* _What the task asks_:
Skip the pictures and quote all of the lines exactly.
----------
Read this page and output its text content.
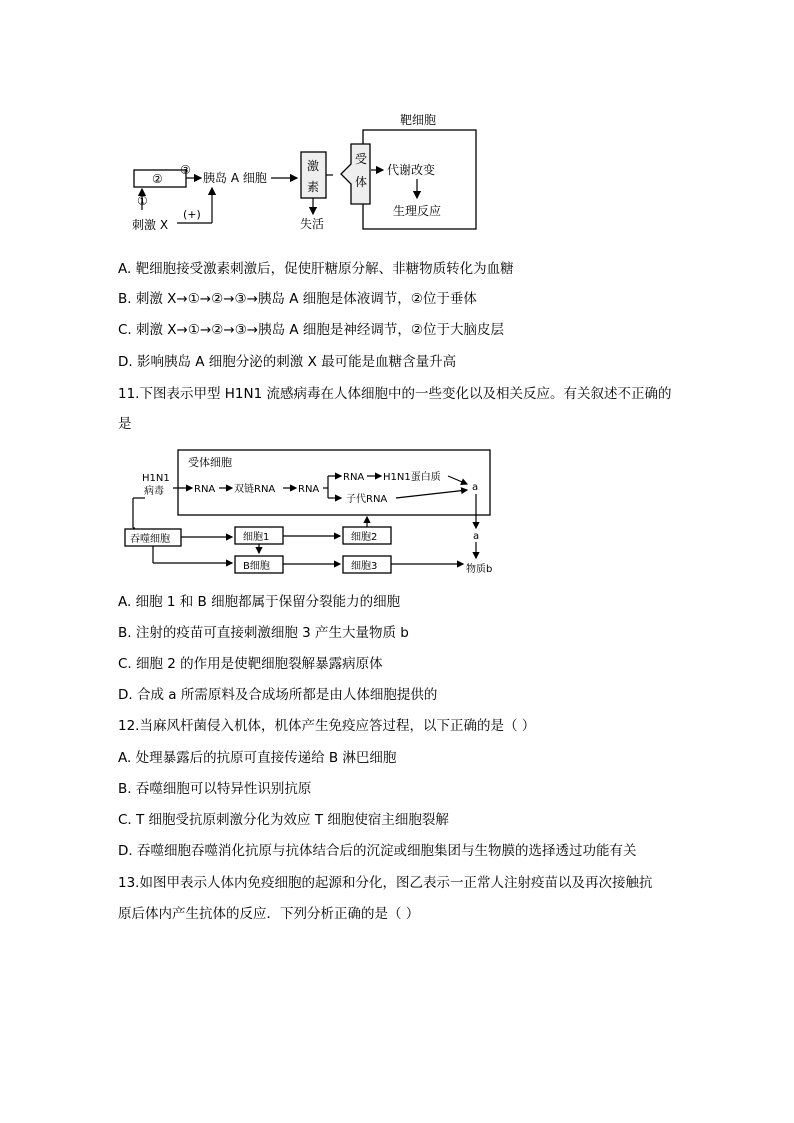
靶细胞
②
①
刺激 X
③
胰岛 A 细胞
(+)
激
素
失活
受
体
代谢改变
生理反应
A. 靶细胞接受激素刺激后，促使肝糖原分解、非糖物质转化为血糖
B. 刺激 X→①→②→③→胰岛 A 细胞是体液调节，②位于垂体
C. 刺激 X→①→②→③→胰岛 A 细胞是神经调节，②位于大脑皮层
D. 影响胰岛 A 细胞分泌的刺激 X 最可能是血糖含量升高
11.下图表示甲型 H1N1 流感病毒在人体细胞中的一些变化以及相关反应。有关叙述不正确的
是
受体细胞
H1N1
病毒	RNA 双链RNA RNA
RNA H1N1蛋白质
子代RNA
a
a
物质b
吞噬细胞	细胞1	细胞2
B细胞	细胞3
A. 细胞 1 和 B 细胞都属于保留分裂能力的细胞
B. 注射的疫苗可直接刺激细胞 3 产生大量物质 b
C. 细胞 2 的作用是使靶细胞裂解暴露病原体
D. 合成 a 所需原料及合成场所都是由人体细胞提供的
12.当麻风杆菌侵入机体，机体产生免疫应答过程，以下正确的是（ ）
A. 处理暴露后的抗原可直接传递给 B 淋巴细胞
B. 吞噬细胞可以特异性识别抗原
C. T 细胞受抗原刺激分化为效应 T 细胞使宿主细胞裂解
D. 吞噬细胞吞噬消化抗原与抗体结合后的沉淀或细胞集团与生物膜的选择透过功能有关
13.如图甲表示人体内免疫细胞的起源和分化，图乙表示一正常人注射疫苗以及再次接触抗
原后体内产生抗体的反应．下列分析正确的是（ ）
----------
* _Expected answer_:
Read this page and output its text content.
靶细胞
②
①
刺激 X
③
胰岛 A 细胞
(+)
激
素
失活
受
体
代谢改变
生理反应
A. 靶细胞接受激素刺激后，促使肝糖原分解、非糖物质转化为血糖
B. 刺激 X→①→②→③→胰岛 A 细胞是体液调节，②位于垂体
C. 刺激 X→①→②→③→胰岛 A 细胞是神经调节，②位于大脑皮层
D. 影响胰岛 A 细胞分泌的刺激 X 最可能是血糖含量升高
11.下图表示甲型 H1N1 流感病毒在人体细胞中的一些变化以及相关反应。有关叙述不正确的
是
受体细胞
H1N1
病毒	RNA 双链RNA RNA
RNA H1N1蛋白质
子代RNA
a
a
物质b
吞噬细胞	细胞1	细胞2
B细胞	细胞3
A. 细胞 1 和 B 细胞都属于保留分裂能力的细胞
B. 注射的疫苗可直接刺激细胞 3 产生大量物质 b
C. 细胞 2 的作用是使靶细胞裂解暴露病原体
D. 合成 a 所需原料及合成场所都是由人体细胞提供的
12.当麻风杆菌侵入机体，机体产生免疫应答过程，以下正确的是（ ）
A. 处理暴露后的抗原可直接传递给 B 淋巴细胞
B. 吞噬细胞可以特异性识别抗原
C. T 细胞受抗原刺激分化为效应 T 细胞使宿主细胞裂解
D. 吞噬细胞吞噬消化抗原与抗体结合后的沉淀或细胞集团与生物膜的选择透过功能有关
13.如图甲表示人体内免疫细胞的起源和分化，图乙表示一正常人注射疫苗以及再次接触抗
原后体内产生抗体的反应．下列分析正确的是（ ）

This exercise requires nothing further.